- Exercise -
How many lines in the entries below include the string "suspirou"? Answer with the number only.
>> START
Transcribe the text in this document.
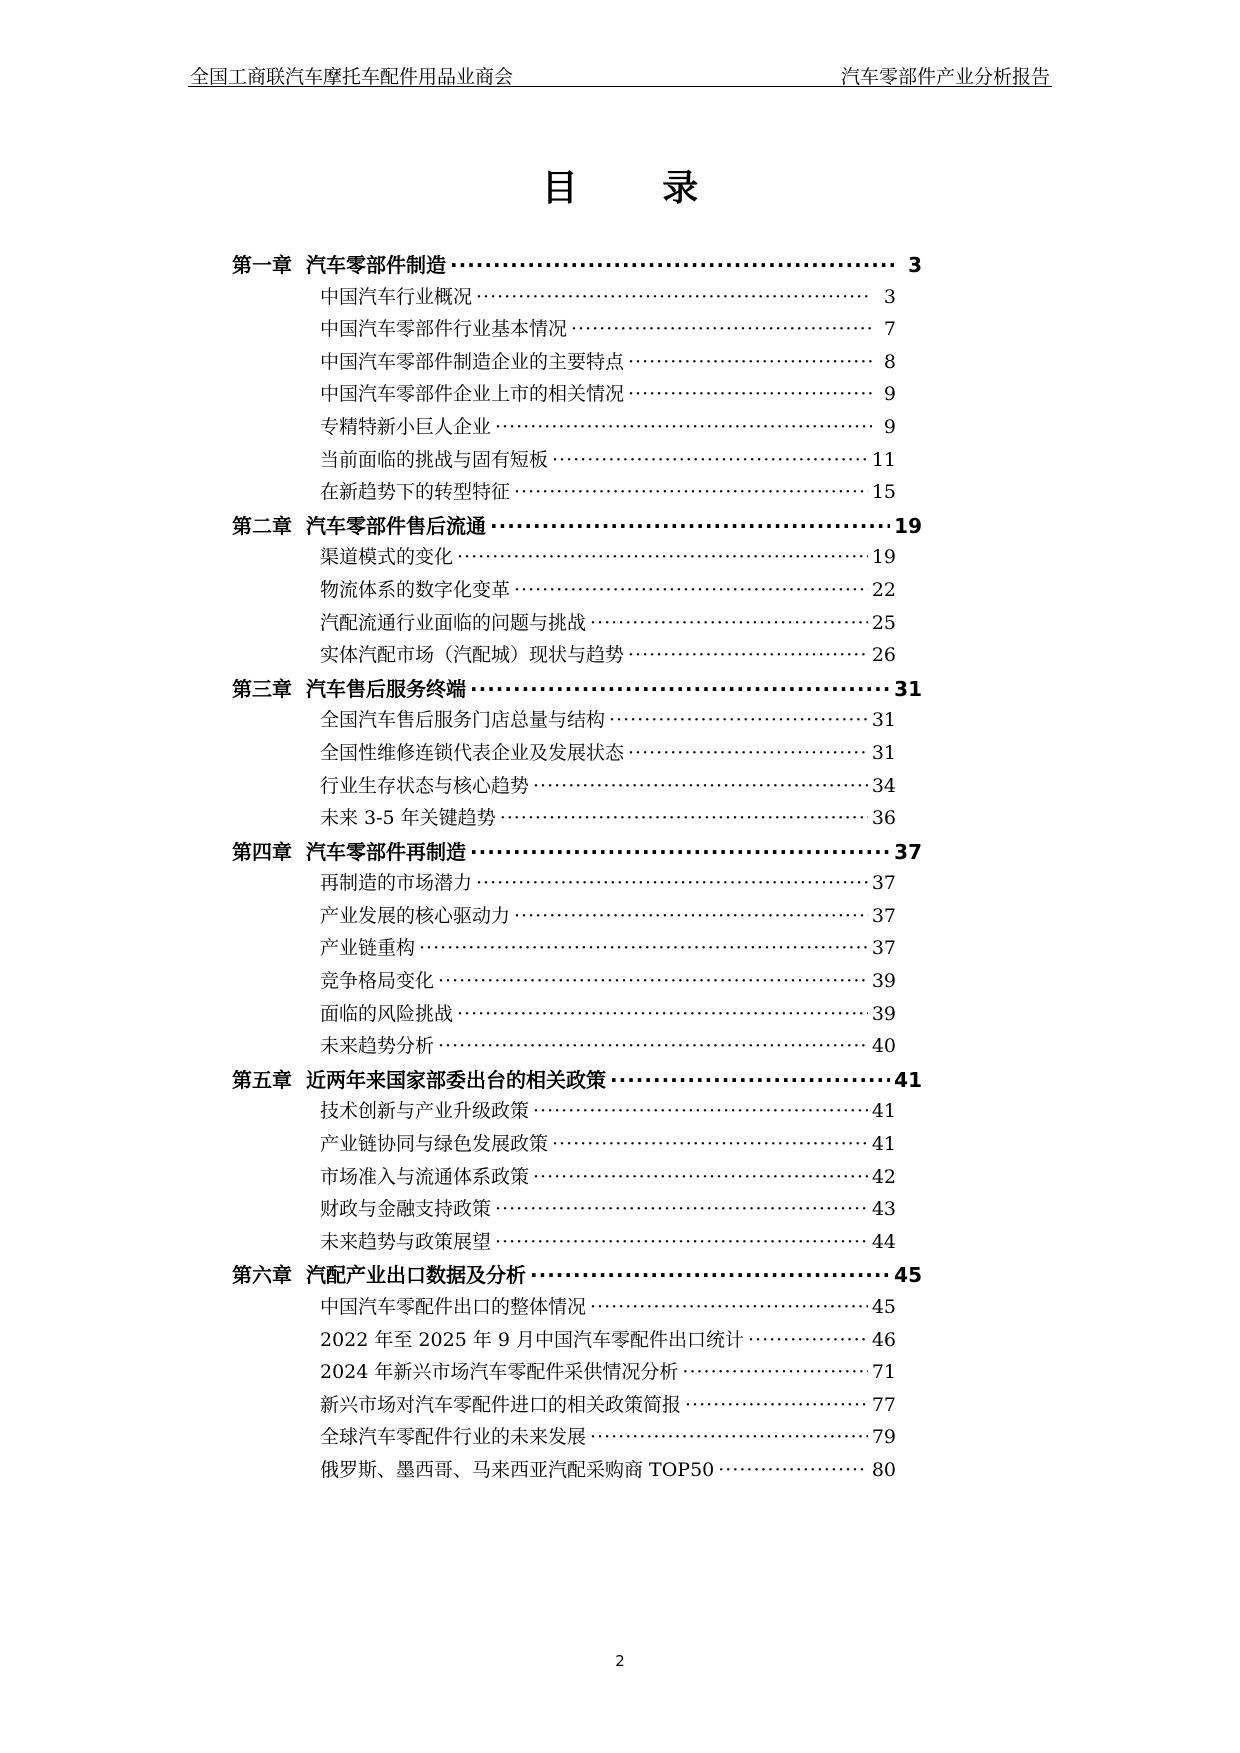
全国工商联汽车摩托车配件用品业商会	汽车零部件产业分析报告
目 录
第一章 汽车零部件制造 ·····	3
中国汽车行业概况 ·····	3
中国汽车零部件行业基本情况 ·····	7
中国汽车零部件制造企业的主要特点 ·····	8
中国汽车零部件企业上市的相关情况 ·····	9
专精特新小巨人企业 ·····	9
当前面临的挑战与固有短板 ·····	11
在新趋势下的转型特征 ·····	15
第二章 汽车零部件售后流通 ·····	19
渠道模式的变化 ·····	19
物流体系的数字化变革 ·····	22
汽配流通行业面临的问题与挑战 ·····	25
实体汽配市场（汽配城）现状与趋势 ·····	26
第三章 汽车售后服务终端 ·····	31
全国汽车售后服务门店总量与结构 ·····	31
全国性维修连锁代表企业及发展状态 ·····	31
行业生存状态与核心趋势 ·····	34
未来 3-5 年关键趋势 ·····	36
第四章 汽车零部件再制造 ·····	37
再制造的市场潜力 ·····	37
产业发展的核心驱动力 ·····	37
产业链重构 ·····	37
竞争格局变化 ·····	39
面临的风险挑战 ·····	39
未来趋势分析 ·····	40
第五章 近两年来国家部委出台的相关政策 ·····	41
技术创新与产业升级政策 ·····	41
产业链协同与绿色发展政策 ·····	41
市场准入与流通体系政策 ·····	42
财政与金融支持政策 ·····	43
未来趋势与政策展望 ·····	44
第六章 汽配产业出口数据及分析 ·····	45
中国汽车零配件出口的整体情况 ·····	45
2022 年至 2025 年 9 月中国汽车零配件出口统计 ·····	46
2024 年新兴市场汽车零配件采供情况分析 ·····	71
新兴市场对汽车零配件进口的相关政策简报 ·····	77
全球汽车零配件行业的未来发展 ·····	79
俄罗斯、墨西哥、马来西亚汽配采购商 TOP50 ·····	80
2
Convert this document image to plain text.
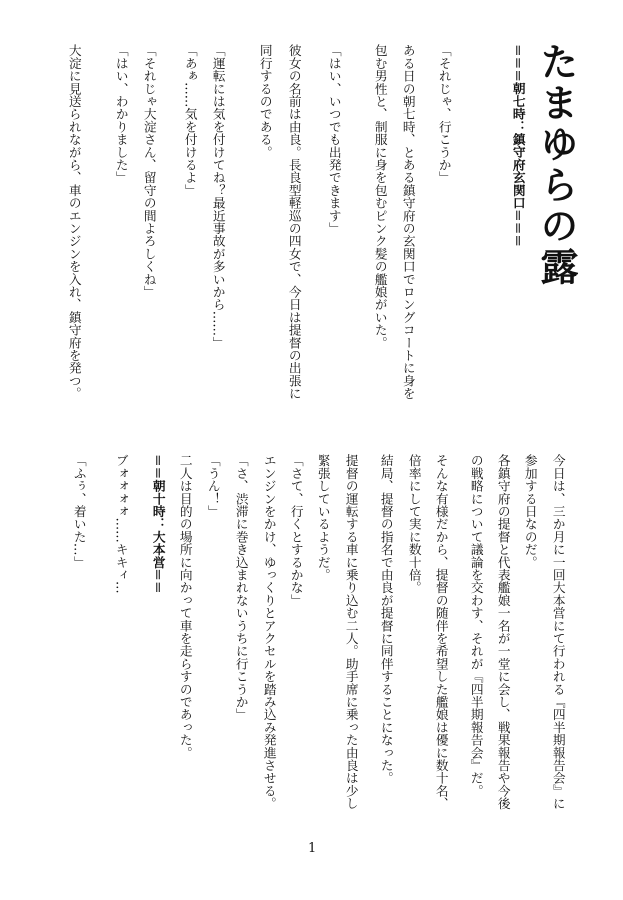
たまゆらの露
＝＝＝朝七時：鎮守府玄関口＝＝＝
「それじゃ、行こうか」
ある日の朝七時、とある鎮守府の玄関口でロングコートに身を
包む男性と、制服に身を包むピンク髪の艦娘がいた。
「はい、いつでも出発できます」
彼女の名前は由良。長良型軽巡の四女で、今日は提督の出張に
同行するのである。
「運転には気を付けてね？最近事故が多いから……」
「あぁ……気を付けるよ」
「それじゃ大淀さん、留守の間よろしくね」
「はい、わかりました」
大淀に見送られながら、車のエンジンを入れ、鎮守府を発つ。
今日は、三か月に一回大本営にて行われる『四半期報告会』に
参加する日なのだ。
各鎮守府の提督と代表艦娘一名が一堂に会し、戦果報告や今後
の戦略について議論を交わす、それが『四半期報告会』だ。
そんな有様だから、提督の随伴を希望した艦娘は優に数十名、
倍率にして実に数十倍。
結局、提督の指名で由良が提督に同伴することになった。
提督の運転する車に乗り込む二人。助手席に乗った由良は少し
緊張しているようだ。
「さて、行くとするかな」
エンジンをかけ、ゆっくりとアクセルを踏み込み発進させる。
「さ、渋滞に巻き込まれないうちに行こうか」
「うん！」
二人は目的の場所に向かって車を走らすのであった。
＝＝朝十時：大本営＝＝
ブォォォォ……キキィ…
「ふぅ、着いた…」
1
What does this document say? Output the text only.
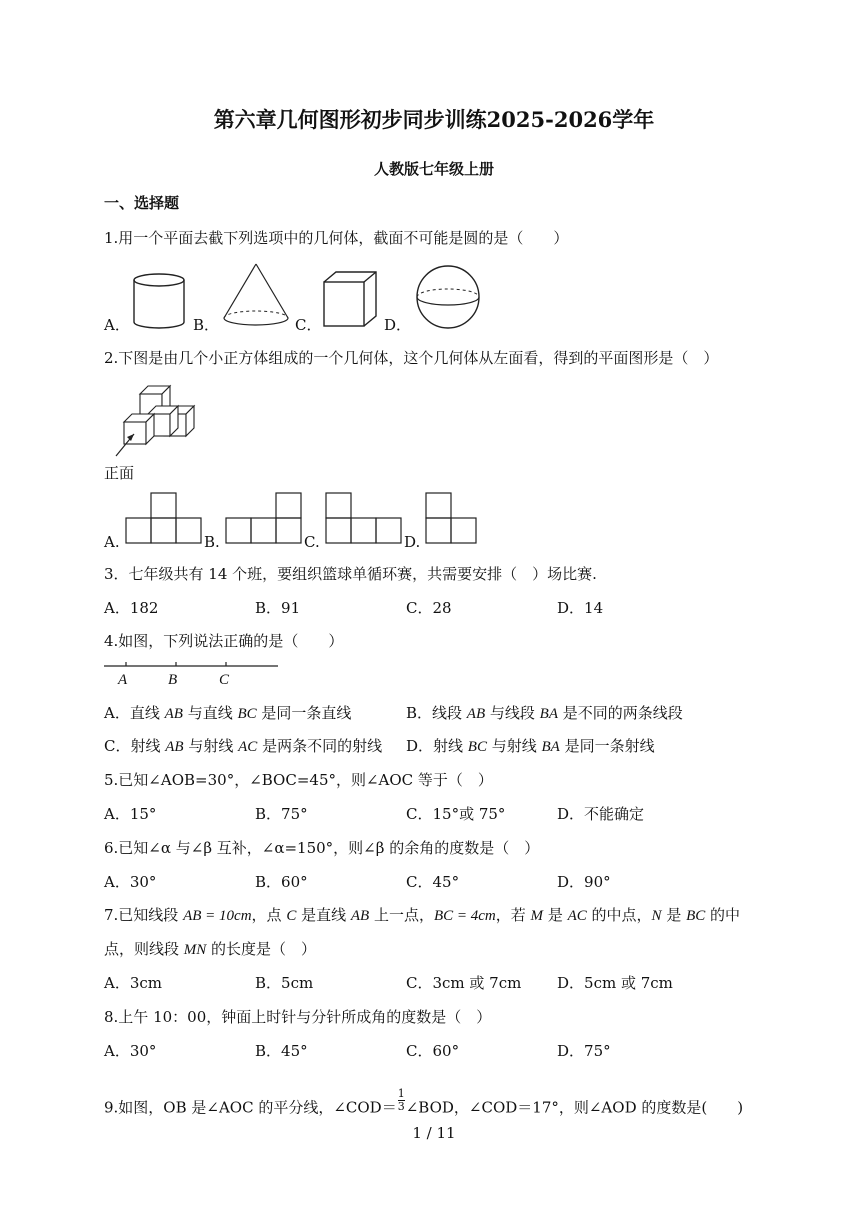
第六章几何图形初步同步训练2025-2026学年
人教版七年级上册
一、选择题
1.用一个平面去截下列选项中的几何体，截面不可能是圆的是（　　）
A．	B．	C．	D．
2.下图是由几个小正方体组成的一个几何体，这个几何体从左面看，得到的平面图形是（　）
正面
A.	B.	C.	D.
3．七年级共有 14 个班，要组织篮球单循环赛，共需要安排（　）场比赛.
A．182	B．91	C．28	D．14
4.如图，下列说法正确的是（　　）
A	B	C
A．直线 AB 与直线 BC 是同一条直线	B．线段 AB 与线段 BA 是不同的两条线段
C．射线 AB 与射线 AC 是两条不同的射线 D．射线 BC 与射线 BA 是同一条射线
5.已知∠AOB=30°，∠BOC=45°，则∠AOC 等于（　）
A．15°	B．75°	C．15°或 75°	D．不能确定
6.已知∠α 与∠β 互补，∠α=150°，则∠β 的余角的度数是（　）
A．30°	B．60°	C．45°	D．90°
7.已知线段 AB = 10cm，点 C 是直线 AB 上一点，BC = 4cm，若 M 是 AC 的中点，N 是 BC 的中
点，则线段 MN 的长度是（　）
A．3cm	B．5cm	C．3cm 或 7cm D．5cm 或 7cm
8.上午 10：00，钟面上时针与分针所成角的度数是（　）
A．30°	B．45°	C．60°	D．75°
9.如图，OB 是∠AOC 的平分线，∠COD＝ $\frac{1}{3}$ ∠BOD，∠COD＝17°，则∠AOD 的度数是(　　)
1 / 11
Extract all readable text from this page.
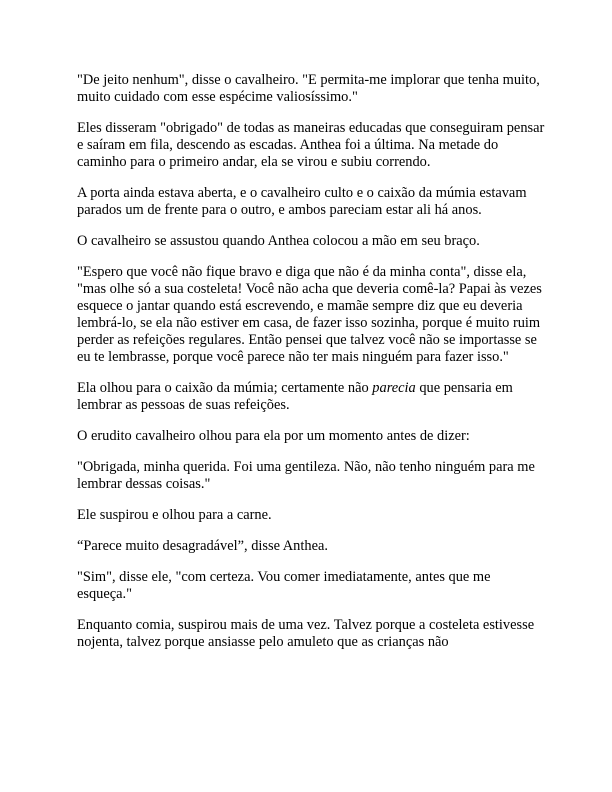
"De jeito nenhum", disse o cavalheiro. "E permita-me implorar que tenha muito, muito cuidado com esse espécime valiosíssimo."

Eles disseram "obrigado" de todas as maneiras educadas que conseguiram pensar e saíram em fila, descendo as escadas. Anthea foi a última. Na metade do caminho para o primeiro andar, ela se virou e subiu correndo.

A porta ainda estava aberta, e o cavalheiro culto e o caixão da múmia estavam parados um de frente para o outro, e ambos pareciam estar ali há anos.

O cavalheiro se assustou quando Anthea colocou a mão em seu braço.

"Espero que você não fique bravo e diga que não é da minha conta", disse ela, "mas olhe só a sua costeleta! Você não acha que deveria comê-la? Papai às vezes esquece o jantar quando está escrevendo, e mamãe sempre diz que eu deveria lembrá-lo, se ela não estiver em casa, de fazer isso sozinha, porque é muito ruim perder as refeições regulares. Então pensei que talvez você não se importasse se eu te lembrasse, porque você parece não ter mais ninguém para fazer isso."

Ela olhou para o caixão da múmia; certamente não parecia que pensaria em lembrar as pessoas de suas refeições.

O erudito cavalheiro olhou para ela por um momento antes de dizer:

"Obrigada, minha querida. Foi uma gentileza. Não, não tenho ninguém para me lembrar dessas coisas."

Ele suspirou e olhou para a carne.

“Parece muito desagradável”, disse Anthea.

"Sim", disse ele, "com certeza. Vou comer imediatamente, antes que me esqueça."

Enquanto comia, suspirou mais de uma vez. Talvez porque a costeleta estivesse nojenta, talvez porque ansiasse pelo amuleto que as crianças não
>> END
- Solution to the exercise -
2